WORK TO DO: In the listing below, identify each line with the word "JSON" and return those lines.

Figure content listings
━━━
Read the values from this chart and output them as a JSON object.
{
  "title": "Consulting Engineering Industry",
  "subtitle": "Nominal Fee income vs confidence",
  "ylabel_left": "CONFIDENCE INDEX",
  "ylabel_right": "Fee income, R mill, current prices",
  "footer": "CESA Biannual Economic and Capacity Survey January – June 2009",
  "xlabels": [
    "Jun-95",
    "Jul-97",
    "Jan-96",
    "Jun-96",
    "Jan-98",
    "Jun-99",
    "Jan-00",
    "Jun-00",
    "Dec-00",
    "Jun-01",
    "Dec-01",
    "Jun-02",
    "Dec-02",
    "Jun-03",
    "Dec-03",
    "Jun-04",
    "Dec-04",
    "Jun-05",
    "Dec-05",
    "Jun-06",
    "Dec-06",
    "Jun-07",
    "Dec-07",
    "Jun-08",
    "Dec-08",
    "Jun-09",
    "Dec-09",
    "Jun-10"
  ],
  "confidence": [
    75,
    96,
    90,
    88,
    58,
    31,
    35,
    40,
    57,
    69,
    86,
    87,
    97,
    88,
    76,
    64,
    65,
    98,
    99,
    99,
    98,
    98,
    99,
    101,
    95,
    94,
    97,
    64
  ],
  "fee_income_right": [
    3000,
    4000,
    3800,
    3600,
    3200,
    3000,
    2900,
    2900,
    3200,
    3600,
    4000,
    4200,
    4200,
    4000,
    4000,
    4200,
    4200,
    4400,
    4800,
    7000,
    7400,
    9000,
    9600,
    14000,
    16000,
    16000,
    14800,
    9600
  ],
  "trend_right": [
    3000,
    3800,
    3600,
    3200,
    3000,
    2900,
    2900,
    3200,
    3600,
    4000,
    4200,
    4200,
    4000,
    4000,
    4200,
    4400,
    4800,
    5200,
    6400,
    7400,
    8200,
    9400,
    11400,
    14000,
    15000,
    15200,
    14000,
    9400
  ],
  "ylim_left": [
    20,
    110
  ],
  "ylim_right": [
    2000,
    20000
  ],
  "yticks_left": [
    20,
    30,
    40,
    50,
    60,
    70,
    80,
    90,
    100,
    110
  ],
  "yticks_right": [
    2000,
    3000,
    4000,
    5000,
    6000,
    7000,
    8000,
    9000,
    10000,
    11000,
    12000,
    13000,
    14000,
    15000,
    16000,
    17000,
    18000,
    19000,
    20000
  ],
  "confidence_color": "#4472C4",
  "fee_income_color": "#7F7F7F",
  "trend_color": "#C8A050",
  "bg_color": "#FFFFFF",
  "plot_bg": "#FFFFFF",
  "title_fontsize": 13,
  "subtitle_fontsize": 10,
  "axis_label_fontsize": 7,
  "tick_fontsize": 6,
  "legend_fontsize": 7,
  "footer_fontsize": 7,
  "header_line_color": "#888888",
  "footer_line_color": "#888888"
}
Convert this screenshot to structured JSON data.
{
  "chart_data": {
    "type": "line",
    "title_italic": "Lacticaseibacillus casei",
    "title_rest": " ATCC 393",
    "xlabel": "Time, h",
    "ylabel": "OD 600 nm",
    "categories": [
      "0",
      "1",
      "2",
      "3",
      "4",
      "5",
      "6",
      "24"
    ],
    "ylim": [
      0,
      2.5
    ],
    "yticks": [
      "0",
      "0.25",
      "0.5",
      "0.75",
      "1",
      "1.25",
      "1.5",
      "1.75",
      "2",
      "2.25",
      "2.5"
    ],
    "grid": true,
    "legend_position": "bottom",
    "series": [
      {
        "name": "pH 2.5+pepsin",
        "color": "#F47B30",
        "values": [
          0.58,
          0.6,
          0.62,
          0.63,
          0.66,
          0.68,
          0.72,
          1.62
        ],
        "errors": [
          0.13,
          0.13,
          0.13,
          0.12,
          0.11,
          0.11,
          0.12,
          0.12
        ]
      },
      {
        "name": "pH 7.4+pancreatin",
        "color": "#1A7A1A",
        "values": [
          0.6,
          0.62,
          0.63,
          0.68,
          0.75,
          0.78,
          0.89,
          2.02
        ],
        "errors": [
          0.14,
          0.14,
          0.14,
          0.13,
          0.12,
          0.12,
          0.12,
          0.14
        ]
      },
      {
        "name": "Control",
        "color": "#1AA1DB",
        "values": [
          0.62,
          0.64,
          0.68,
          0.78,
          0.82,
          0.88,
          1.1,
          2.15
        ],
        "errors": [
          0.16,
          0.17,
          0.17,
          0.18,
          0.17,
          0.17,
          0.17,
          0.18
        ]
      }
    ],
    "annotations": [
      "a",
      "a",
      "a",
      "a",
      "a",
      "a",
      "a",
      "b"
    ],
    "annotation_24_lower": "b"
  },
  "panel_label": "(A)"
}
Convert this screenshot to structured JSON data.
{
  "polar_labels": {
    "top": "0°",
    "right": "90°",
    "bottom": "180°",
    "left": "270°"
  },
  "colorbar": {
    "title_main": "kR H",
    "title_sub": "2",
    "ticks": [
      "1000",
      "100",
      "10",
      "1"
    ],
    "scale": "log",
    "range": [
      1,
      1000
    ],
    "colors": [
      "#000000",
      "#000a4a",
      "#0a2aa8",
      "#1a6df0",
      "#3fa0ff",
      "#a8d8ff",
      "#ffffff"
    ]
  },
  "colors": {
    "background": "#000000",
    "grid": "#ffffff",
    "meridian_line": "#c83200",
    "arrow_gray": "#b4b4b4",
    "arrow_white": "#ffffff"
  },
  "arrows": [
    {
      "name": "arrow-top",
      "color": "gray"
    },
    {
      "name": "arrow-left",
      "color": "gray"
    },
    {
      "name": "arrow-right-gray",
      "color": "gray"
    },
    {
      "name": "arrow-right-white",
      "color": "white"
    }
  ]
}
━━━
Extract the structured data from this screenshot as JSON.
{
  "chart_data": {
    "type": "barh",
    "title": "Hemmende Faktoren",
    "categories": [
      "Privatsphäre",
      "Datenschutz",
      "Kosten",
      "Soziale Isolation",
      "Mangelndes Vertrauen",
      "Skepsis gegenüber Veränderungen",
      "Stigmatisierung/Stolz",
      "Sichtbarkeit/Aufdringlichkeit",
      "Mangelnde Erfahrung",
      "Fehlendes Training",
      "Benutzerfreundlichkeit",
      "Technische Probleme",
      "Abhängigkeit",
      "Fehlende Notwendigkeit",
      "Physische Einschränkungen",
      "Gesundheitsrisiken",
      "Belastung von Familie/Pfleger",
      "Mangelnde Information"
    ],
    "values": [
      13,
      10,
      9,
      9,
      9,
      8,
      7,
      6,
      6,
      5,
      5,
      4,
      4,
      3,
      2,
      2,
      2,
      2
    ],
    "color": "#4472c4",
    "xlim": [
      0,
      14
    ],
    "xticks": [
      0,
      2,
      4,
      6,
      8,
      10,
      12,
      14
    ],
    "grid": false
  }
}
━━━
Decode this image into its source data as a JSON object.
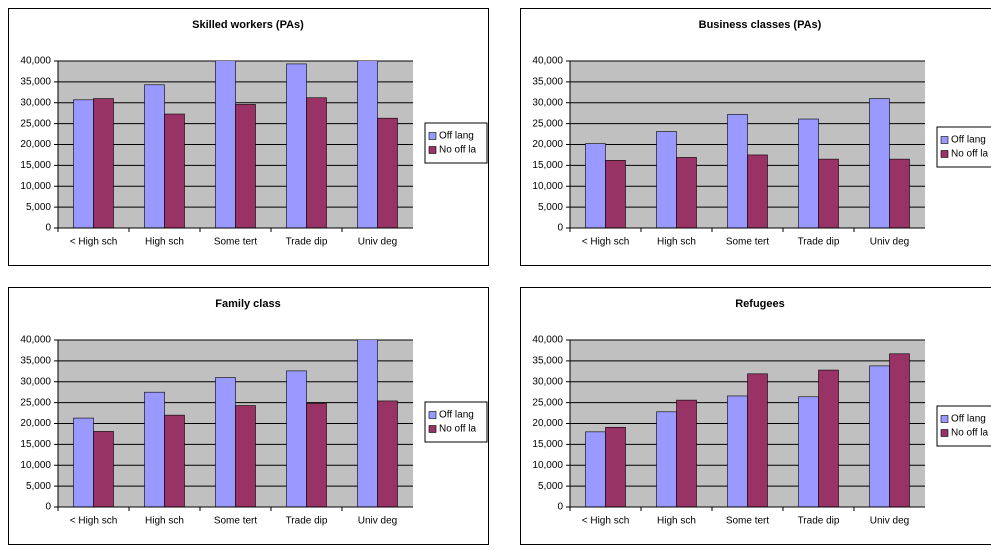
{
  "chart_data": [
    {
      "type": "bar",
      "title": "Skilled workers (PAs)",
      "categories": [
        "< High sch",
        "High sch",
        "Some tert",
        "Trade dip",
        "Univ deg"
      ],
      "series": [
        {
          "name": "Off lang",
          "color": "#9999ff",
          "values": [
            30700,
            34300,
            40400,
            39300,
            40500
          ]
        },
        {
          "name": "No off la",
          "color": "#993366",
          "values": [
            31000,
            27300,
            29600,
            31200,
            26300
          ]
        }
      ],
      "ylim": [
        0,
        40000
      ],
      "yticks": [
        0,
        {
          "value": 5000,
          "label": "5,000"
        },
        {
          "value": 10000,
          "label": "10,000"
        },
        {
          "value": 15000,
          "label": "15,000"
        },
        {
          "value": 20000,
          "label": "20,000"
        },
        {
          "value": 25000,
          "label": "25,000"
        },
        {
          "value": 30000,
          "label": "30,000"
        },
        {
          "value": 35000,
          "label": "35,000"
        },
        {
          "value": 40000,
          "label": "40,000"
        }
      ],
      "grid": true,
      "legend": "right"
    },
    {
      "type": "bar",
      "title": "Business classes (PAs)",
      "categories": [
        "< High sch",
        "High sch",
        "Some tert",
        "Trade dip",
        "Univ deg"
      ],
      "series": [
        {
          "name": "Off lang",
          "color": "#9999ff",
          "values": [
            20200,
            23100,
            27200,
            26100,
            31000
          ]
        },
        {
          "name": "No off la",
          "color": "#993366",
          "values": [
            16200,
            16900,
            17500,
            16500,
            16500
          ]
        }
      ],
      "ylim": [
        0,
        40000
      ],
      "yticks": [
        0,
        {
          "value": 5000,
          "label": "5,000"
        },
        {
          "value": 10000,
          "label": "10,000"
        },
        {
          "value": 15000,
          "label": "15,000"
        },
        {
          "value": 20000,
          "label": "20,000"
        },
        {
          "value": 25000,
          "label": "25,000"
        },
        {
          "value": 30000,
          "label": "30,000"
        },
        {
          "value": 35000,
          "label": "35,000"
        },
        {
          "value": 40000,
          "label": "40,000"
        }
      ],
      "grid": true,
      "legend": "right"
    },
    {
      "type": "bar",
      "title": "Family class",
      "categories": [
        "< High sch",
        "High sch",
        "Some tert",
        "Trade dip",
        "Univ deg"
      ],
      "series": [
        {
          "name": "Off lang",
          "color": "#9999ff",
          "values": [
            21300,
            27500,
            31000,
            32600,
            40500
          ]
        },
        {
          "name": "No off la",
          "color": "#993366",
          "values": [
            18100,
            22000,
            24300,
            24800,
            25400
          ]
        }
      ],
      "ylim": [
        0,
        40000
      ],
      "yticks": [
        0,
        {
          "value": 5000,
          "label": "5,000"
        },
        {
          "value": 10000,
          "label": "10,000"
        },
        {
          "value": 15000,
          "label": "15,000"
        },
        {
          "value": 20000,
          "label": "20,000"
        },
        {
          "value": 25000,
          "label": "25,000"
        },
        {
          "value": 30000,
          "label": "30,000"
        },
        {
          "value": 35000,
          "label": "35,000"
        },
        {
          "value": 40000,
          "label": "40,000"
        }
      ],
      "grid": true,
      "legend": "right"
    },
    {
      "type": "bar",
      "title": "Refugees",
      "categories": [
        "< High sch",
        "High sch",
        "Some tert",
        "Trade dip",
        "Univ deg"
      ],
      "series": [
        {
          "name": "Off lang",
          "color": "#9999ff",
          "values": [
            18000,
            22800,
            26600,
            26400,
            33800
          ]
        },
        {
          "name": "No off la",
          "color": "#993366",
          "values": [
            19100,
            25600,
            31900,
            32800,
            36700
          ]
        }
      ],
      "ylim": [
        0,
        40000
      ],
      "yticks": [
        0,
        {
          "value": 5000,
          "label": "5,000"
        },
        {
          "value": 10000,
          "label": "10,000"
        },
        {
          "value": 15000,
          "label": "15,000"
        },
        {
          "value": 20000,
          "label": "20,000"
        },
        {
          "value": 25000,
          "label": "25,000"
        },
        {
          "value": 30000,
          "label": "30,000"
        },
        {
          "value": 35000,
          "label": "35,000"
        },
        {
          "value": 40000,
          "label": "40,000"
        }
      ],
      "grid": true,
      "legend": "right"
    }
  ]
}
━━━
COMPLETE OUTPUT:
Read the values from this chart and output them as a JSON object.
Convert this screenshot to structured JSON data.
Convert this screenshot to structured JSON data.
Extract the structured data from this screenshot as JSON.
Decode this image into its source data as a JSON object.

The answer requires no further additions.